» Your instructions: Keep only the lines of the data below that contain "system", and copy them.

» Material provided:

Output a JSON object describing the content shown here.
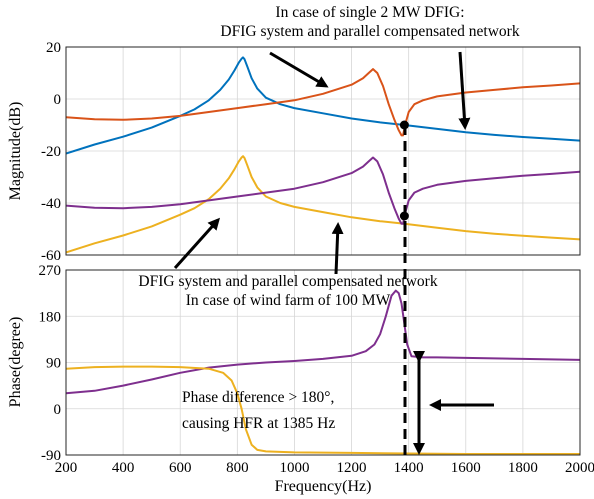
{
  "figure": {
    "annotations": {
      "top_line1": "In case of single 2 MW DFIG:",
      "top_line2": "DFIG system and parallel compensated network",
      "mid_line1": "DFIG system and parallel compensated network",
      "mid_line2": "In case of wind farm of 100 MW",
      "phase_line1": "Phase difference > 180°,",
      "phase_line2": "causing HFR at 1385 Hz"
    }
  },
  "chart_data": [
    {
      "type": "line",
      "panel": "magnitude",
      "xlabel": "",
      "ylabel": "Magnitude(dB)",
      "xlim": [
        200,
        2000
      ],
      "ylim": [
        -60,
        20
      ],
      "x_ticks": [
        200,
        400,
        600,
        800,
        1000,
        1200,
        1400,
        1600,
        1800,
        2000
      ],
      "y_ticks": [
        20,
        0,
        -20,
        -40,
        -60
      ],
      "grid": true,
      "series": [
        {
          "color": "#0072BD",
          "x": [
            200,
            300,
            400,
            500,
            600,
            650,
            700,
            740,
            770,
            790,
            805,
            815,
            820,
            825,
            835,
            850,
            870,
            900,
            950,
            1000,
            1100,
            1200,
            1300,
            1385,
            1500,
            1600,
            1700,
            1800,
            1900,
            2000
          ],
          "y": [
            -21,
            -17.5,
            -14.5,
            -11,
            -6.5,
            -4,
            -0.5,
            3.5,
            7.5,
            11,
            14,
            15.5,
            16,
            15.3,
            12.5,
            8,
            4,
            0.5,
            -2,
            -3.5,
            -5.5,
            -7.5,
            -9,
            -10,
            -11.5,
            -12.8,
            -13.8,
            -14.6,
            -15.3,
            -16
          ]
        },
        {
          "color": "#D95319",
          "x": [
            200,
            300,
            400,
            500,
            600,
            700,
            800,
            900,
            1000,
            1100,
            1200,
            1240,
            1260,
            1275,
            1290,
            1310,
            1330,
            1350,
            1365,
            1375,
            1380,
            1390,
            1400,
            1420,
            1450,
            1500,
            1600,
            1700,
            1800,
            1900,
            2000
          ],
          "y": [
            -7,
            -7.8,
            -8,
            -7.5,
            -6.5,
            -5,
            -3.5,
            -2,
            -0.5,
            2,
            5.5,
            8,
            10,
            11.5,
            10,
            5,
            -2,
            -8,
            -12,
            -14,
            -14,
            -9,
            -5,
            -2,
            -0.5,
            1,
            2.5,
            3.5,
            4.5,
            5.2,
            6
          ]
        },
        {
          "color": "#EDB120",
          "x": [
            200,
            300,
            400,
            500,
            600,
            650,
            700,
            740,
            770,
            790,
            805,
            815,
            820,
            825,
            835,
            850,
            870,
            900,
            950,
            1000,
            1100,
            1200,
            1300,
            1385,
            1500,
            1600,
            1700,
            1800,
            1900,
            2000
          ],
          "y": [
            -59,
            -55.5,
            -52.5,
            -49,
            -44.5,
            -42,
            -38.5,
            -34.5,
            -30.5,
            -27,
            -24,
            -22.5,
            -22,
            -22.7,
            -25.5,
            -30,
            -34,
            -37.5,
            -40,
            -41.5,
            -43.5,
            -45.5,
            -47,
            -48,
            -49.5,
            -50.8,
            -51.8,
            -52.6,
            -53.3,
            -54
          ]
        },
        {
          "color": "#7E2F8E",
          "x": [
            200,
            300,
            400,
            500,
            600,
            700,
            800,
            900,
            1000,
            1100,
            1200,
            1240,
            1260,
            1275,
            1290,
            1310,
            1330,
            1350,
            1365,
            1375,
            1380,
            1390,
            1400,
            1420,
            1450,
            1500,
            1600,
            1700,
            1800,
            1900,
            2000
          ],
          "y": [
            -41,
            -41.8,
            -42,
            -41.5,
            -40.5,
            -39,
            -37.5,
            -36,
            -34.5,
            -32,
            -28.5,
            -26,
            -24,
            -22.5,
            -24,
            -29,
            -36,
            -42,
            -46,
            -48,
            -48,
            -43,
            -39,
            -36,
            -34.5,
            -33,
            -31.5,
            -30.5,
            -29.5,
            -28.8,
            -28
          ]
        }
      ],
      "markers": [
        {
          "x": 1385,
          "y": -10
        },
        {
          "x": 1385,
          "y": -45
        }
      ]
    },
    {
      "type": "line",
      "panel": "phase",
      "xlabel": "Frequency(Hz)",
      "ylabel": "Phase(degree)",
      "xlim": [
        200,
        2000
      ],
      "ylim": [
        -90,
        270
      ],
      "x_ticks": [
        200,
        400,
        600,
        800,
        1000,
        1200,
        1400,
        1600,
        1800,
        2000
      ],
      "y_ticks": [
        270,
        180,
        90,
        0,
        -90
      ],
      "grid": true,
      "series": [
        {
          "color": "#7E2F8E",
          "x": [
            200,
            300,
            400,
            500,
            600,
            700,
            800,
            900,
            1000,
            1100,
            1200,
            1250,
            1280,
            1300,
            1320,
            1340,
            1355,
            1365,
            1375,
            1385,
            1395,
            1410,
            1450,
            1500,
            1600,
            1700,
            1800,
            1900,
            2000
          ],
          "y": [
            30,
            35,
            45,
            57,
            70,
            80,
            86,
            90,
            93,
            97,
            103,
            112,
            125,
            145,
            180,
            220,
            230,
            225,
            205,
            165,
            125,
            102,
            100,
            100,
            99,
            98,
            97,
            96,
            95
          ]
        },
        {
          "color": "#EDB120",
          "x": [
            200,
            300,
            400,
            500,
            600,
            700,
            750,
            780,
            800,
            815,
            830,
            850,
            870,
            900,
            1000,
            1200,
            1400,
            1600,
            1800,
            2000
          ],
          "y": [
            78,
            81,
            82,
            82,
            81,
            78,
            70,
            55,
            30,
            0,
            -40,
            -70,
            -80,
            -83,
            -85,
            -86,
            -87,
            -88,
            -88,
            -88
          ]
        }
      ]
    }
  ]
}
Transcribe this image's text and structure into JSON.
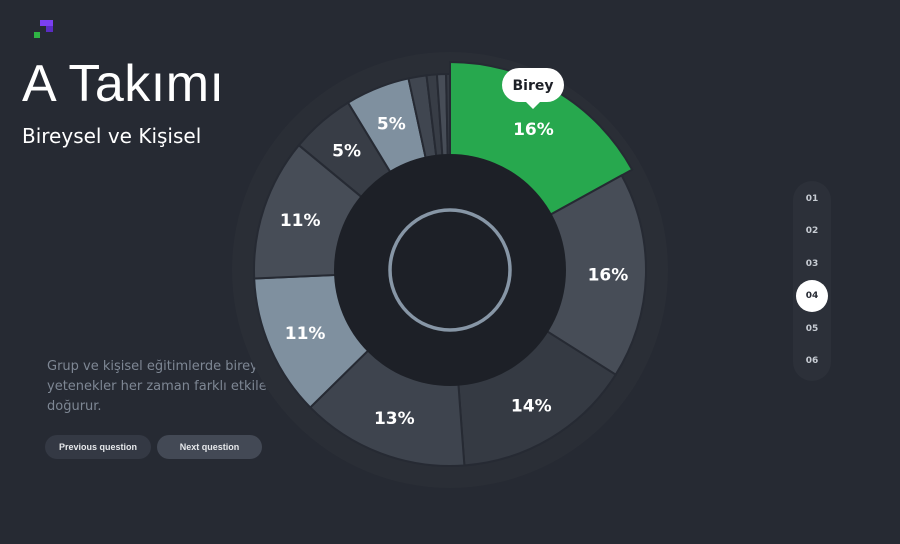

» Answer for the task:
      "top_line2": "DFIG system and parallel compensated network",
      "mid_line1": "DFIG system and parallel compensated network",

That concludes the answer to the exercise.